▶ _Aim_:
Transcribe everything in the data word for word. Pictures are left out.

▶ _Material shown_:
++++++
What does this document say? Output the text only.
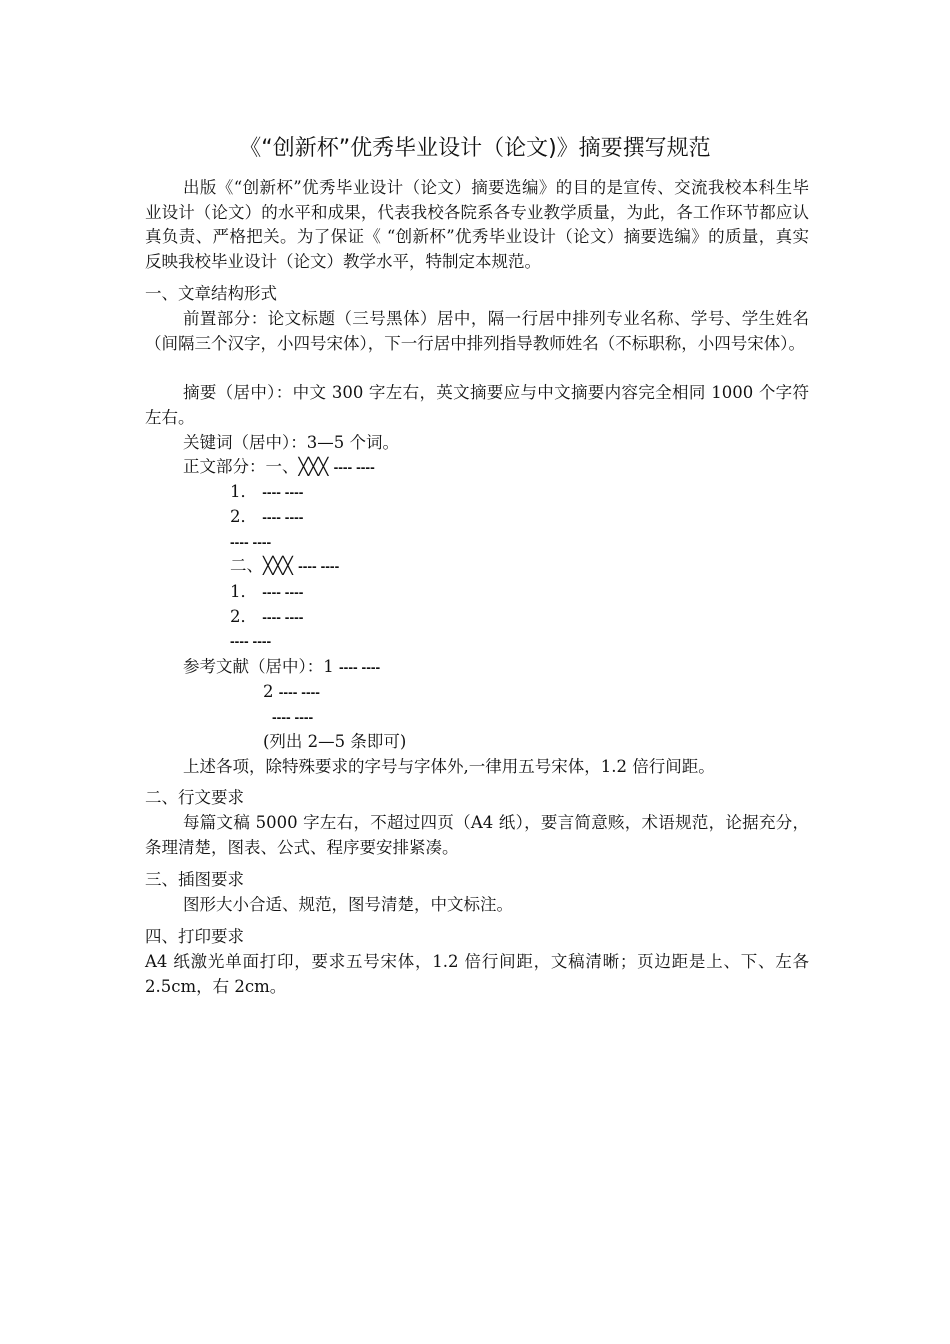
《“创新杯”优秀毕业设计（论文)》摘要撰写规范
出版《“创新杯”优秀毕业设计（论文）摘要选编》的目的是宣传、交流我校本科生毕业设计（论文）的水平和成果，代表我校各院系各专业教学质量，为此，各工作环节都应认真负责、严格把关。为了保证《 “创新杯”优秀毕业设计（论文）摘要选编》的质量，真实反映我校毕业设计（论文）教学水平，特制定本规范。
一、文章结构形式
前置部分：论文标题（三号黑体）居中，隔一行居中排列专业名称、学号、学生姓名（间隔三个汉字，小四号宋体），下一行居中排列指导教师姓名（不标职称，小四号宋体）。
摘要（居中）：中文 300 字左右，英文摘要应与中文摘要内容完全相同 1000 个字符左右。
关键词（居中）：3—5 个词。
正文部分：一、╳╳╳ ---- ----
1． ---- ----
2． ---- ----
---- ----
二、╳╳╳ ---- ----
1． ---- ----
2． ---- ----
---- ----
参考文献（居中）：1 ---- ----
2 ---- ----
---- ----
(列出 2—5 条即可)
上述各项，除特殊要求的字号与字体外,一律用五号宋体，1.2 倍行间距。
二、行文要求
每篇文稿 5000 字左右，不超过四页（A4 纸），要言简意赅，术语规范，论据充分，条理清楚，图表、公式、程序要安排紧凑。
三、插图要求
图形大小合适、规范，图号清楚，中文标注。
四、打印要求
A4 纸激光单面打印，要求五号宋体，1.2 倍行间距，文稿清晰；页边距是上、下、左各 2.5cm，右 2cm。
++++++
▶ _Result for this task_:
What does this document say? Output the text only.
《“创新杯”优秀毕业设计（论文)》摘要撰写规范
出版《“创新杯”优秀毕业设计（论文）摘要选编》的目的是宣传、交流我校本科生毕业设计（论文）的水平和成果，代表我校各院系各专业教学质量，为此，各工作环节都应认真负责、严格把关。为了保证《 “创新杯”优秀毕业设计（论文）摘要选编》的质量，真实反映我校毕业设计（论文）教学水平，特制定本规范。
一、文章结构形式
前置部分：论文标题（三号黑体）居中，隔一行居中排列专业名称、学号、学生姓名（间隔三个汉字，小四号宋体），下一行居中排列指导教师姓名（不标职称，小四号宋体）。
摘要（居中）：中文 300 字左右，英文摘要应与中文摘要内容完全相同 1000 个字符左右。
关键词（居中）：3—5 个词。
正文部分：一、╳╳╳ ---- ----
1． ---- ----
2． ---- ----
---- ----
二、╳╳╳ ---- ----
1． ---- ----
2． ---- ----
---- ----
参考文献（居中）：1 ---- ----
2 ---- ----
---- ----
(列出 2—5 条即可)
上述各项，除特殊要求的字号与字体外,一律用五号宋体，1.2 倍行间距。
二、行文要求
每篇文稿 5000 字左右，不超过四页（A4 纸），要言简意赅，术语规范，论据充分，条理清楚，图表、公式、程序要安排紧凑。
三、插图要求
图形大小合适、规范，图号清楚，中文标注。
四、打印要求
A4 纸激光单面打印，要求五号宋体，1.2 倍行间距，文稿清晰；页边距是上、下、左各 2.5cm，右 2cm。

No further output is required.